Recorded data

****

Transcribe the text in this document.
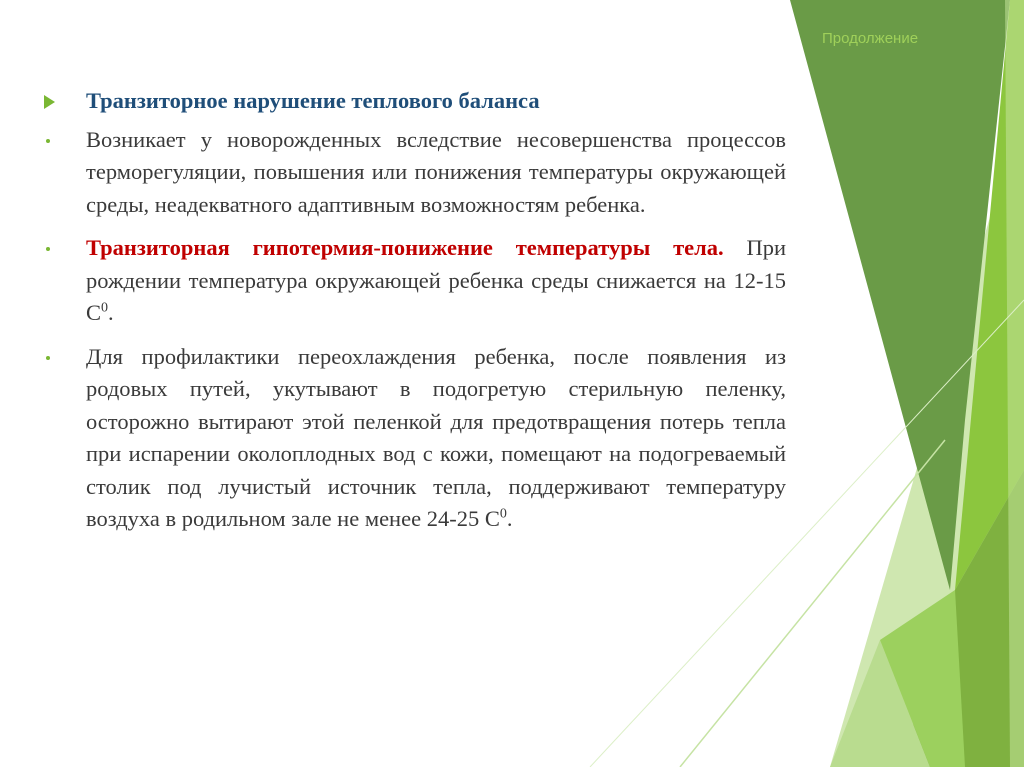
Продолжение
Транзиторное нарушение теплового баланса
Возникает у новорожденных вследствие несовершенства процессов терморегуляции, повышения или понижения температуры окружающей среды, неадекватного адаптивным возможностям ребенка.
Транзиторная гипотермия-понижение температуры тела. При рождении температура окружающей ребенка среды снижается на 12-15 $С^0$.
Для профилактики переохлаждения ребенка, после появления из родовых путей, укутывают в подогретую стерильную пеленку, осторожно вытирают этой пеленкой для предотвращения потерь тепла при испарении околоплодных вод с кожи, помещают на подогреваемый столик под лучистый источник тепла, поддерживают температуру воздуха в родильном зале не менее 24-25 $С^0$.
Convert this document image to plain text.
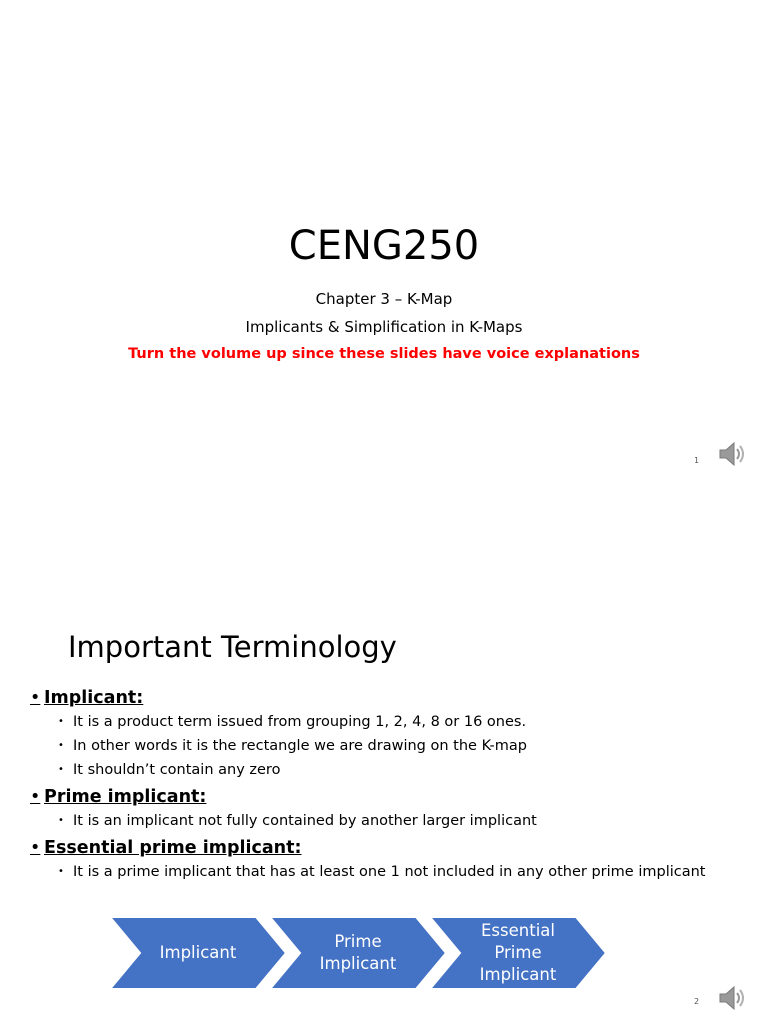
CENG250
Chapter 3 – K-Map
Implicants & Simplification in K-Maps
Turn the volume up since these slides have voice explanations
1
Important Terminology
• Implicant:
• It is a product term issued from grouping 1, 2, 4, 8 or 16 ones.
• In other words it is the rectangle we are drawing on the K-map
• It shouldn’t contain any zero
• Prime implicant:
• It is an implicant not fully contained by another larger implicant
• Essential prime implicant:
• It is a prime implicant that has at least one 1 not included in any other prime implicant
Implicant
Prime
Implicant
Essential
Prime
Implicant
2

****

| AIM |
In the material above, find the lines that contain "окружающей" and show them.

| RESPONSE |
Возникает у новорожденных вследствие несовершенства процессов терморегуляции, повышения или понижения температуры окружающей среды, неадекватного адаптивным возможностям ребенка.
Транзиторная гипотермия-понижение температуры тела. При рождении температура окружающей ребенка среды снижается на 12-15 $С^0$.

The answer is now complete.